作業指示 |
a. 映画「黒衣の花嫁」の日記で、ジュリーが男たちに近づくために装ったものは何ですか。すべて挙げてください。
b. 映画「黒衣の花嫁」の日記について、最後の文のあとに続く文章を書いてください。

本文抜粋 |
猫のひたい

杏子の映画日記
☆基本ネタバレはしません☆

黒衣の花嫁

2013-06-11 02:24:49 | 日記
1968年のフランス映画「黒衣の花嫁」。フランソワ・トリュフォー監督。
ある教会で結婚式が行われていた。花嫁ジュリー(ジャンヌ・モロー)と花婿が教会の
玄関から出てきた時、花婿は銃で撃たれ即死した。
近くの家に5人の男が集まっていた。彼らは狩りと女が好きというつながりで、時々
集まって騒いでいたのだった。酔っぱらい、教会の風見鶏を撃とうと話し合ったが、
狙いが外れて花婿に弾が当たってしまったのだった。
5人の男たちはそれきり会うこととはなかった。
事実を知ったジュリーは、男たちに復讐を始める。1人目の男はパーティで知り合った
ふりをして、テラスから突き落として殺した。
2人目の男は毒殺した。
3人目の男は、妻の留守中に、不便だろうから世話をしにきたと、子供の幼稚園の先生を
装って男の家に来た。子供を寝かしつけ、ジュリーは階段の下にある物置に男を閉じ
込め、出られないようにして、男を窒息死させた。
男は死ぬ前に、あの事件で銃を撃ったのは自分ではない、と、撃った人物の名前を言い
残していた。
ジュリーは次にその主犯の男に近づこうとするが、男は別の事件で警察に逮捕されて
しまう。
ひとまず置いておいて、ジュリーは5人目の男に近づく。男は画家で、モデルを装って
やってきた。その時男の友人に会い、友人はジュリーをどこかで見た覚えがあると思った。
1人目の男を殺した時のパーティで、ジュリーはその画家の友人に見られていたのだ。
友人がそれを思い出した時、画家の男はもう殺された後だった。
ところが、連続殺人の容疑者として、ジュリーが成り済ました幼稚園の先生が逮捕されて
しまう。

ジャンヌ・モローは私の好きな女優のひとりだ。ジャンヌ・モローが復讐のために淡々と
男たちを殺していく様子がいい。
ジャンヌってもう85歳なんだな。でも現役で映画に出演していて、喜ばしい。
トリュフォーは”脚フェチ”なのだそうだ。そういえばジャンヌの脚のアップが多かった気が
する。
ラストは「おおっ、そう来るかっ!」という感じ。おもしろかった。

データ内容 |

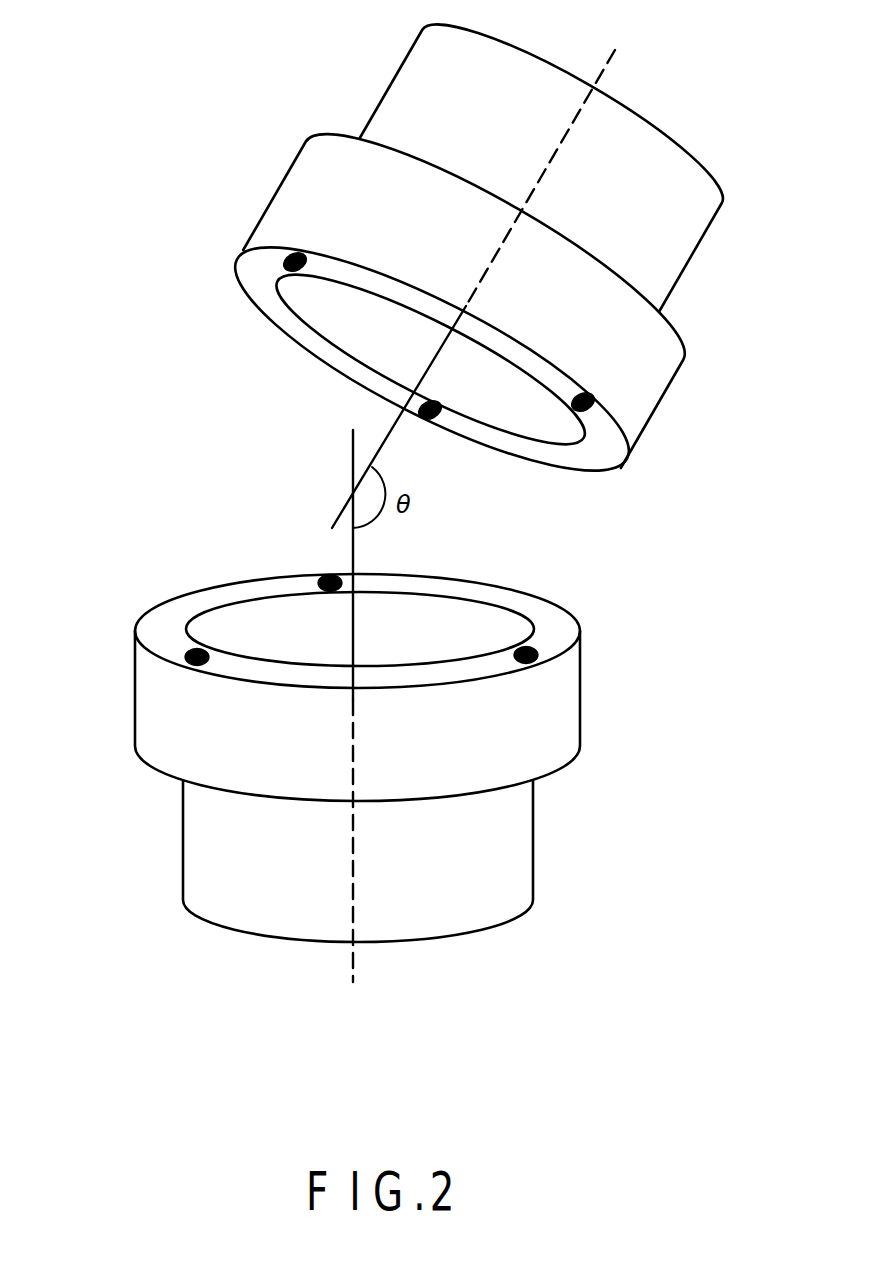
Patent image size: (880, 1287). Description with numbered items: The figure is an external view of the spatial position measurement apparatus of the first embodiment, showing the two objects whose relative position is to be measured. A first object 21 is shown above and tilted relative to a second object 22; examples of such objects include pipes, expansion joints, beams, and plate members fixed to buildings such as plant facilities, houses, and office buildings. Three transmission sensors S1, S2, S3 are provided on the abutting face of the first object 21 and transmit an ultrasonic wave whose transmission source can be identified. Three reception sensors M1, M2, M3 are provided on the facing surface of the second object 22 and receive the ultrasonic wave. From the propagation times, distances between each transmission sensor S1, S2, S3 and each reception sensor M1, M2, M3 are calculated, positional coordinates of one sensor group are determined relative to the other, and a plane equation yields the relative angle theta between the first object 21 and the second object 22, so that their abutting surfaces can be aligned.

演習の解答 |
a.
・パーティで知り合ったふり(1人目の男)
・子供の幼稚園の先生(3人目の男)
・モデル(5人目の男)

b.
冷たい熱帯魚

2013-06-08 02:45:30 | 日記
2010年の日本映画「冷たい熱帯魚」。
小さな熱帯魚店を営む社本信行(吹越満)は、妻の死後に妙子(神楽坂恵)と再婚したが、若い
継母と娘の美津子(梶原ひかり)は折り合いが悪く、家の中はいつも重い空気が漂っていたが、
気が弱い社本はどうすることも出来なかった。
ある日美津子がスーパーで万引きをしたとの連絡を受け、社本夫婦はスーパーに行った。
店長は警察に届けると激怒していたが、店長の知り合いの村田幸雄(でんでん)の取りなしで
許してもらえることになった。
村田に深く礼を言う社本。村田はスーパーの近所で大型熱帯魚店を経営しており、同業者の
社本に店を見にこないかと誘い、社本たち家族は村田に同行した。
村田の店はとても大きく、社本たちは驚く。村田は美津子を自分の店で働かせないかと提案
した。村田の店では数人の若い女性を雇い、寮生活をさせていた。皆問題のある女性だった。
家を出られることが嬉しくて、美津子は働くと言い出す。村田と妻の愛子(黒沢あすか)は
美津子を責任持って預かると約束し、社本夫婦は村田に押し切られる形になってしまった。
後日社本は村田にビジネスの話を持ちかける。同業者なのだから組んで儲けようと言う。
それは高級熱帯魚への投資だった。村田に恩がある社本ははっきりと断れず、吉田という男
(諏訪太朗)と村田との取り引きの場に同席させられる。これをきっかけに、社本はおぞましい
事件に巻き込まれることになる。

おもしろかったー!!かなりグロテスクだと言われていたが、たいしたことはない。
実際に起きた事件をベースに作られている。
とにかくストーリーがおもしろかった。主要人物である吹越満、でんでん、黒沢あすかの
演技がすごい。鬼気迫る演技とはこういうものかと思った。
最初の頃、後妻と娘の仲をなんとかしようとしない社本にイラついた。娘は後妻を暴言を
吐きながら蹴ったりしているのに、間に入ってやれよ、と思った。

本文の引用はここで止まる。